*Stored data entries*
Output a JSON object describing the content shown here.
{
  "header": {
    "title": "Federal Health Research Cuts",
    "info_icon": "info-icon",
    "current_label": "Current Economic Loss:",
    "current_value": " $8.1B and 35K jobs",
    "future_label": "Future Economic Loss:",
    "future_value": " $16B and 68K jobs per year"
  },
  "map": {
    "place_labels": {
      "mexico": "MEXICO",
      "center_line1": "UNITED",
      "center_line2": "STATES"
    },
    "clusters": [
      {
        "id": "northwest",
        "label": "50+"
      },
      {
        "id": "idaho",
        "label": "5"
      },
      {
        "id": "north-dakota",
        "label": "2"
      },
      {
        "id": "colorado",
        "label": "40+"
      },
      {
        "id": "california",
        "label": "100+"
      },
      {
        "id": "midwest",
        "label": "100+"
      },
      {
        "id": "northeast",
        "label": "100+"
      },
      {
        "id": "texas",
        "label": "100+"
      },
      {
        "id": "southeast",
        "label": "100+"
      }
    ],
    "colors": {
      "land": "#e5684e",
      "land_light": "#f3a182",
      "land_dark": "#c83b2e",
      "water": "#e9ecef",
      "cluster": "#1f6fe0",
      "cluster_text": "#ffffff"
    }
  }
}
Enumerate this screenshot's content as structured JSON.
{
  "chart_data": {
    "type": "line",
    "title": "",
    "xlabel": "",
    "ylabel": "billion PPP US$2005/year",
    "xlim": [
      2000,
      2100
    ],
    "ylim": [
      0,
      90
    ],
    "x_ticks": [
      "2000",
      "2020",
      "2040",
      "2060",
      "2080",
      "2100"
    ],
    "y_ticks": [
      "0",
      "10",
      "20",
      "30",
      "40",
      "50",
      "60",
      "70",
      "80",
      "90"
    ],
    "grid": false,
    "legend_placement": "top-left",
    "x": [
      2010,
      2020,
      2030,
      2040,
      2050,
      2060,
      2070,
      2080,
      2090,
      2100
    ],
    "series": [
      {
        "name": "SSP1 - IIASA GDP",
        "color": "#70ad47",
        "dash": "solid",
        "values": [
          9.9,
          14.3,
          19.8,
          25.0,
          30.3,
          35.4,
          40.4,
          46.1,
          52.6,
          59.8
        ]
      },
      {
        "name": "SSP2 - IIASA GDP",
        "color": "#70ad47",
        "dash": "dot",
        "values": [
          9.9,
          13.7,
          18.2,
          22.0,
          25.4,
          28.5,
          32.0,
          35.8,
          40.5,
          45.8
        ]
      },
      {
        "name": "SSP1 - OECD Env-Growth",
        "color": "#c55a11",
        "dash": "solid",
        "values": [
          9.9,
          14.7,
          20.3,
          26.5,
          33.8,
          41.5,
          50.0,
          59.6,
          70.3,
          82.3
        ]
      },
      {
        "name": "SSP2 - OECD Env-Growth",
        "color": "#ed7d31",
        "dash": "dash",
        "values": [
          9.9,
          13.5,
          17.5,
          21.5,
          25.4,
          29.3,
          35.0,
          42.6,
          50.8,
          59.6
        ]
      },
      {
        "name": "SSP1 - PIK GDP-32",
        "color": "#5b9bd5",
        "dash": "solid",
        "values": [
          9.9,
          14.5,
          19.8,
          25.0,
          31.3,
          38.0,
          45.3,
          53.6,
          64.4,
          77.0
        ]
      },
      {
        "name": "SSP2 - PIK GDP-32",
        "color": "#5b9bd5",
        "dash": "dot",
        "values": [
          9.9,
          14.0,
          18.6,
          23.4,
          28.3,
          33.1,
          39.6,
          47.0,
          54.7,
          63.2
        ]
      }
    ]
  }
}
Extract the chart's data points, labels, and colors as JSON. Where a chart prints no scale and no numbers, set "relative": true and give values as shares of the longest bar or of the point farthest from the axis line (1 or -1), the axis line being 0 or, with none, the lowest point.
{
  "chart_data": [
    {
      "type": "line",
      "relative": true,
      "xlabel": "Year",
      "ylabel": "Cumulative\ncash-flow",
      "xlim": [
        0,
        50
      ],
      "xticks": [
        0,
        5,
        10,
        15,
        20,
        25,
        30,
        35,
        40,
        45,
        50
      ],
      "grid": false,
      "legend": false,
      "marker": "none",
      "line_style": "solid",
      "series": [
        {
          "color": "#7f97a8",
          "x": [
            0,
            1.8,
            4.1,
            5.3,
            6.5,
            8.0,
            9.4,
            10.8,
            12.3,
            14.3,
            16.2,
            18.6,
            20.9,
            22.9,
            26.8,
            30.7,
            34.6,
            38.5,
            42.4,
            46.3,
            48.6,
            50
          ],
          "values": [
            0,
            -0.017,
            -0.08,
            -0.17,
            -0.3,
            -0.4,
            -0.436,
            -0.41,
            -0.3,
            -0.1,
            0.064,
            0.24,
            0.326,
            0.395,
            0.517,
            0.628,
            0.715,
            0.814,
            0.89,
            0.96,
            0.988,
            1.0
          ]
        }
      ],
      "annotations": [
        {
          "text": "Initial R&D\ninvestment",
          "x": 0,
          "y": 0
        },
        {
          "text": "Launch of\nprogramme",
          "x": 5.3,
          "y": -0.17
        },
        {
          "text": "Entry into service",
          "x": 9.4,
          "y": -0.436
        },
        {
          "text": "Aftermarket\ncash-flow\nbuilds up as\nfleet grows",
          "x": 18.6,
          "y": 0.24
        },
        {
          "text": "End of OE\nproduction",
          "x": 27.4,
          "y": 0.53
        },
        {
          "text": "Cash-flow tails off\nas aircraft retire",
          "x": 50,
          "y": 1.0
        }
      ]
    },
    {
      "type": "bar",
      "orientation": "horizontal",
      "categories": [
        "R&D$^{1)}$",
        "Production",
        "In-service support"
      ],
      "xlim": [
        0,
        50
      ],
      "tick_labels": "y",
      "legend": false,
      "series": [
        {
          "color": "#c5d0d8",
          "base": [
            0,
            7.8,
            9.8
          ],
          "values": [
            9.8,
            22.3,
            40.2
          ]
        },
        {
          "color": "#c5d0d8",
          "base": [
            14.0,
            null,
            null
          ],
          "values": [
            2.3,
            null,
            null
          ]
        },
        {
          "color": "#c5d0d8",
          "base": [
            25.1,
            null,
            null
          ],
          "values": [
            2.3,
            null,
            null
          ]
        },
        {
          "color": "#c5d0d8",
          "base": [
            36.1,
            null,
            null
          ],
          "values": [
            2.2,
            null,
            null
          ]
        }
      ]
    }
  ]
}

*TASK STATEMENT*
Make an exact copy of every line in the data.

*RESPONSE*
Output a JSON object describing the content shown here.
{
  "header": {
    "title": "Federal Health Research Cuts",
    "info_icon": "info-icon",
    "current_label": "Current Economic Loss:",
    "current_value": " $8.1B and 35K jobs",
    "future_label": "Future Economic Loss:",
    "future_value": " $16B and 68K jobs per year"
  },
  "map": {
    "place_labels": {
      "mexico": "MEXICO",
      "center_line1": "UNITED",
      "center_line2": "STATES"
    },
    "clusters": [
      {
        "id": "northwest",
        "label": "50+"
      },
      {
        "id": "idaho",
        "label": "5"
      },
      {
        "id": "north-dakota",
        "label": "2"
      },
      {
        "id": "colorado",
        "label": "40+"
      },
      {
        "id": "california",
        "label": "100+"
      },
      {
        "id": "midwest",
        "label": "100+"
      },
      {
        "id": "northeast",
        "label": "100+"
      },
      {
        "id": "texas",
        "label": "100+"
      },
      {
        "id": "southeast",
        "label": "100+"
      }
    ],
    "colors": {
      "land": "#e5684e",
      "land_light": "#f3a182",
      "land_dark": "#c83b2e",
      "water": "#e9ecef",
      "cluster": "#1f6fe0",
      "cluster_text": "#ffffff"
    }
  }
}
Enumerate this screenshot's content as structured JSON.
{
  "chart_data": {
    "type": "line",
    "title": "",
    "xlabel": "",
    "ylabel": "billion PPP US$2005/year",
    "xlim": [
      2000,
      2100
    ],
    "ylim": [
      0,
      90
    ],
    "x_ticks": [
      "2000",
      "2020",
      "2040",
      "2060",
      "2080",
      "2100"
    ],
    "y_ticks": [
      "0",
      "10",
      "20",
      "30",
      "40",
      "50",
      "60",
      "70",
      "80",
      "90"
    ],
    "grid": false,
    "legend_placement": "top-left",
    "x": [
      2010,
      2020,
      2030,
      2040,
      2050,
      2060,
      2070,
      2080,
      2090,
      2100
    ],
    "series": [
      {
        "name": "SSP1 - IIASA GDP",
        "color": "#70ad47",
        "dash": "solid",
        "values": [
          9.9,
          14.3,
          19.8,
          25.0,
          30.3,
          35.4,
          40.4,
          46.1,
          52.6,
          59.8
        ]
      },
      {
        "name": "SSP2 - IIASA GDP",
        "color": "#70ad47",
        "dash": "dot",
        "values": [
          9.9,
          13.7,
          18.2,
          22.0,
          25.4,
          28.5,
          32.0,
          35.8,
          40.5,
          45.8
        ]
      },
      {
        "name": "SSP1 - OECD Env-Growth",
        "color": "#c55a11",
        "dash": "solid",
        "values": [
          9.9,
          14.7,
          20.3,
          26.5,
          33.8,
          41.5,
          50.0,
          59.6,
          70.3,
          82.3
        ]
      },
      {
        "name": "SSP2 - OECD Env-Growth",
        "color": "#ed7d31",
        "dash": "dash",
        "values": [
          9.9,
          13.5,
          17.5,
          21.5,
          25.4,
          29.3,
          35.0,
          42.6,
          50.8,
          59.6
        ]
      },
      {
        "name": "SSP1 - PIK GDP-32",
        "color": "#5b9bd5",
        "dash": "solid",
        "values": [
          9.9,
          14.5,
          19.8,
          25.0,
          31.3,
          38.0,
          45.3,
          53.6,
          64.4,
          77.0
        ]
      },
      {
        "name": "SSP2 - PIK GDP-32",
        "color": "#5b9bd5",
        "dash": "dot",
        "values": [
          9.9,
          14.0,
          18.6,
          23.4,
          28.3,
          33.1,
          39.6,
          47.0,
          54.7,
          63.2
        ]
      }
    ]
  }
}
Extract the chart's data points, labels, and colors as JSON. Where a chart prints no scale and no numbers, set "relative": true and give values as shares of the longest bar or of the point farthest from the axis line (1 or -1), the axis line being 0 or, with none, the lowest point.
{
  "chart_data": [
    {
      "type": "line",
      "relative": true,
      "xlabel": "Year",
      "ylabel": "Cumulative\ncash-flow",
      "xlim": [
        0,
        50
      ],
      "xticks": [
        0,
        5,
        10,
        15,
        20,
        25,
        30,
        35,
        40,
        45,
        50
      ],
      "grid": false,
      "legend": false,
      "marker": "none",
      "line_style": "solid",
      "series": [
        {
          "color": "#7f97a8",
          "x": [
            0,
            1.8,
            4.1,
            5.3,
            6.5,
            8.0,
            9.4,
            10.8,
            12.3,
            14.3,
            16.2,
            18.6,
            20.9,
            22.9,
            26.8,
            30.7,
            34.6,
            38.5,
            42.4,
            46.3,
            48.6,
            50
          ],
          "values": [
            0,
            -0.017,
            -0.08,
            -0.17,
            -0.3,
            -0.4,
            -0.436,
            -0.41,
            -0.3,
            -0.1,
            0.064,
            0.24,
            0.326,
            0.395,
            0.517,
            0.628,
            0.715,
            0.814,
            0.89,
            0.96,
            0.988,
            1.0
          ]
        }
      ],
      "annotations": [
        {
          "text": "Initial R&D\ninvestment",
          "x": 0,
          "y": 0
        },
        {
          "text": "Launch of\nprogramme",
          "x": 5.3,
          "y": -0.17
        },
        {
          "text": "Entry into service",
          "x": 9.4,
          "y": -0.436
        },
        {
          "text": "Aftermarket\ncash-flow\nbuilds up as\nfleet grows",
          "x": 18.6,
          "y": 0.24
        },
        {
          "text": "End of OE\nproduction",
          "x": 27.4,
          "y": 0.53
        },
        {
          "text": "Cash-flow tails off\nas aircraft retire",
          "x": 50,
          "y": 1.0
        }
      ]
    },
    {
      "type": "bar",
      "orientation": "horizontal",
      "categories": [
        "R&D$^{1)}$",
        "Production",
        "In-service support"
      ],
      "xlim": [
        0,
        50
      ],
      "tick_labels": "y",
      "legend": false,
      "series": [
        {
          "color": "#c5d0d8",
          "base": [
            0,
            7.8,
            9.8
          ],
          "values": [
            9.8,
            22.3,
            40.2
          ]
        },
        {
          "color": "#c5d0d8",
          "base": [
            14.0,
            null,
            null
          ],
          "values": [
            2.3,
            null,
            null
          ]
        },
        {
          "color": "#c5d0d8",
          "base": [
            25.1,
            null,
            null
          ],
          "values": [
            2.3,
            null,
            null
          ]
        },
        {
          "color": "#c5d0d8",
          "base": [
            36.1,
            null,
            null
          ],
          "values": [
            2.2,
            null,
            null
          ]
        }
      ]
    }
  ]
}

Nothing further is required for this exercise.